DIRECTIVE: Your task is to reproduce the material exactly.

DATA:
==============================
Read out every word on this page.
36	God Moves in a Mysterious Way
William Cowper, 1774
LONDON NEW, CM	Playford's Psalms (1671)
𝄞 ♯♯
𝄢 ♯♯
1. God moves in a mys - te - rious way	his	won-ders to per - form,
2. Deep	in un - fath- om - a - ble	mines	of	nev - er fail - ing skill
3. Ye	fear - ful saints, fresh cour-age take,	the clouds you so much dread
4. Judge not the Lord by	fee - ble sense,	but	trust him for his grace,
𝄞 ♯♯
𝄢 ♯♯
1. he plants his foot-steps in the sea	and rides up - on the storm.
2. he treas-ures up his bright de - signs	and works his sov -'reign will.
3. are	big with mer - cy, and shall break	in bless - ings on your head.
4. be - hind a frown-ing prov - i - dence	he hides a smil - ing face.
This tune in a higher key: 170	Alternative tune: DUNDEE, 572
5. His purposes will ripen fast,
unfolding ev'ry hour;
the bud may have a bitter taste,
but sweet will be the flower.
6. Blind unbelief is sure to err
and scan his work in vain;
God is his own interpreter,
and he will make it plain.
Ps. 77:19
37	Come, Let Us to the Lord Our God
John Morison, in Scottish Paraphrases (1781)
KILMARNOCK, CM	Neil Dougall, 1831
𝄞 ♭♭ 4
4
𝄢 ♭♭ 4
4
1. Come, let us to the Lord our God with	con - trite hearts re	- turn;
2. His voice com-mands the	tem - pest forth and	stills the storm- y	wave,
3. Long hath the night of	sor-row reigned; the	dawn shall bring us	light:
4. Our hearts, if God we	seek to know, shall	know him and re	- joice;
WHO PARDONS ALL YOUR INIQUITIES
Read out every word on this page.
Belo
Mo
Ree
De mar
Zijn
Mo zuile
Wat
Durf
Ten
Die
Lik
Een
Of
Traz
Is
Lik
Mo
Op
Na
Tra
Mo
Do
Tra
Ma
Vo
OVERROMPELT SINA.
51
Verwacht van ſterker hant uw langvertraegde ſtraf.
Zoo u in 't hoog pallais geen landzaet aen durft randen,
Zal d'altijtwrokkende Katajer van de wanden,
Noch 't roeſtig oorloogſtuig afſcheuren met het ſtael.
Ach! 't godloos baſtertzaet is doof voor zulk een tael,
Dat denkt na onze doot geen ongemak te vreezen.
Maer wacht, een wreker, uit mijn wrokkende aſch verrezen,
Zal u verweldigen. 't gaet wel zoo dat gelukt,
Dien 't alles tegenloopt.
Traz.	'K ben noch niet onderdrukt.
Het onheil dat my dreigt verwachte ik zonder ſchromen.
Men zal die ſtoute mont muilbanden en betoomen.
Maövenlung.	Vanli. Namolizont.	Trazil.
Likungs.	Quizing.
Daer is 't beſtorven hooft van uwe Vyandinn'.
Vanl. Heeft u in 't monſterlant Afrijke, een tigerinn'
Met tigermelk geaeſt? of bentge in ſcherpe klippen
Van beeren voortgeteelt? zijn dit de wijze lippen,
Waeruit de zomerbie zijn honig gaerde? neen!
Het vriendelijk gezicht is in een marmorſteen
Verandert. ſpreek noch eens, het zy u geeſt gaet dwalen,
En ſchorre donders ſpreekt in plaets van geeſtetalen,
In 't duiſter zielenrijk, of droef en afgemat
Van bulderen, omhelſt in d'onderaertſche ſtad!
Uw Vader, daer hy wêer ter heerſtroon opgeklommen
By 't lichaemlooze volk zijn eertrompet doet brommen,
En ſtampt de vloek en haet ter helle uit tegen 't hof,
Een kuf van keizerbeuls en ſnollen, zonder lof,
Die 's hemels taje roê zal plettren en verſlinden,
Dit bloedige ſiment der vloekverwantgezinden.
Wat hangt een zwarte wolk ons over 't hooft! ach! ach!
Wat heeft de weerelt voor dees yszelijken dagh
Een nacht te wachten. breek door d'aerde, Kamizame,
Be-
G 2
==============================
EXERCISE SOLUTION:
Read out every word on this page.
36	God Moves in a Mysterious Way
William Cowper, 1774
LONDON NEW, CM	Playford's Psalms (1671)
𝄞 ♯♯
𝄢 ♯♯
1. God moves in a mys - te - rious way	his	won-ders to per - form,
2. Deep	in un - fath- om - a - ble	mines	of	nev - er fail - ing skill
3. Ye	fear - ful saints, fresh cour-age take,	the clouds you so much dread
4. Judge not the Lord by	fee - ble sense,	but	trust him for his grace,
𝄞 ♯♯
𝄢 ♯♯
1. he plants his foot-steps in the sea	and rides up - on the storm.
2. he treas-ures up his bright de - signs	and works his sov -'reign will.
3. are	big with mer - cy, and shall break	in bless - ings on your head.
4. be - hind a frown-ing prov - i - dence	he hides a smil - ing face.
This tune in a higher key: 170	Alternative tune: DUNDEE, 572
5. His purposes will ripen fast,
unfolding ev'ry hour;
the bud may have a bitter taste,
but sweet will be the flower.
6. Blind unbelief is sure to err
and scan his work in vain;
God is his own interpreter,
and he will make it plain.
Ps. 77:19
37	Come, Let Us to the Lord Our God
John Morison, in Scottish Paraphrases (1781)
KILMARNOCK, CM	Neil Dougall, 1831
𝄞 ♭♭ 4
4
𝄢 ♭♭ 4
4
1. Come, let us to the Lord our God with	con - trite hearts re	- turn;
2. His voice com-mands the	tem - pest forth and	stills the storm- y	wave,
3. Long hath the night of	sor-row reigned; the	dawn shall bring us	light:
4. Our hearts, if God we	seek to know, shall	know him and re	- joice;
WHO PARDONS ALL YOUR INIQUITIES
Read out every word on this page.
Belo
Mo
Ree
De mar
Zijn
Mo zuile
Wat
Durf
Ten
Die
Lik
Een
Of
Traz
Is
Lik
Mo
Op
Na
Tra
Mo
Do
Tra
Ma
Vo
OVERROMPELT SINA.
51
Verwacht van ſterker hant uw langvertraegde ſtraf.
Zoo u in 't hoog pallais geen landzaet aen durft randen,
Zal d'altijtwrokkende Katajer van de wanden,
Noch 't roeſtig oorloogſtuig afſcheuren met het ſtael.
Ach! 't godloos baſtertzaet is doof voor zulk een tael,
Dat denkt na onze doot geen ongemak te vreezen.
Maer wacht, een wreker, uit mijn wrokkende aſch verrezen,
Zal u verweldigen. 't gaet wel zoo dat gelukt,
Dien 't alles tegenloopt.
Traz.	'K ben noch niet onderdrukt.
Het onheil dat my dreigt verwachte ik zonder ſchromen.
Men zal die ſtoute mont muilbanden en betoomen.
Maövenlung.	Vanli. Namolizont.	Trazil.
Likungs.	Quizing.
Daer is 't beſtorven hooft van uwe Vyandinn'.
Vanl. Heeft u in 't monſterlant Afrijke, een tigerinn'
Met tigermelk geaeſt? of bentge in ſcherpe klippen
Van beeren voortgeteelt? zijn dit de wijze lippen,
Waeruit de zomerbie zijn honig gaerde? neen!
Het vriendelijk gezicht is in een marmorſteen
Verandert. ſpreek noch eens, het zy u geeſt gaet dwalen,
En ſchorre donders ſpreekt in plaets van geeſtetalen,
In 't duiſter zielenrijk, of droef en afgemat
Van bulderen, omhelſt in d'onderaertſche ſtad!
Uw Vader, daer hy wêer ter heerſtroon opgeklommen
By 't lichaemlooze volk zijn eertrompet doet brommen,
En ſtampt de vloek en haet ter helle uit tegen 't hof,
Een kuf van keizerbeuls en ſnollen, zonder lof,
Die 's hemels taje roê zal plettren en verſlinden,
Dit bloedige ſiment der vloekverwantgezinden.
Wat hangt een zwarte wolk ons over 't hooft! ach! ach!
Wat heeft de weerelt voor dees yszelijken dagh
Een nacht te wachten. breek door d'aerde, Kamizame,
Be-
G 2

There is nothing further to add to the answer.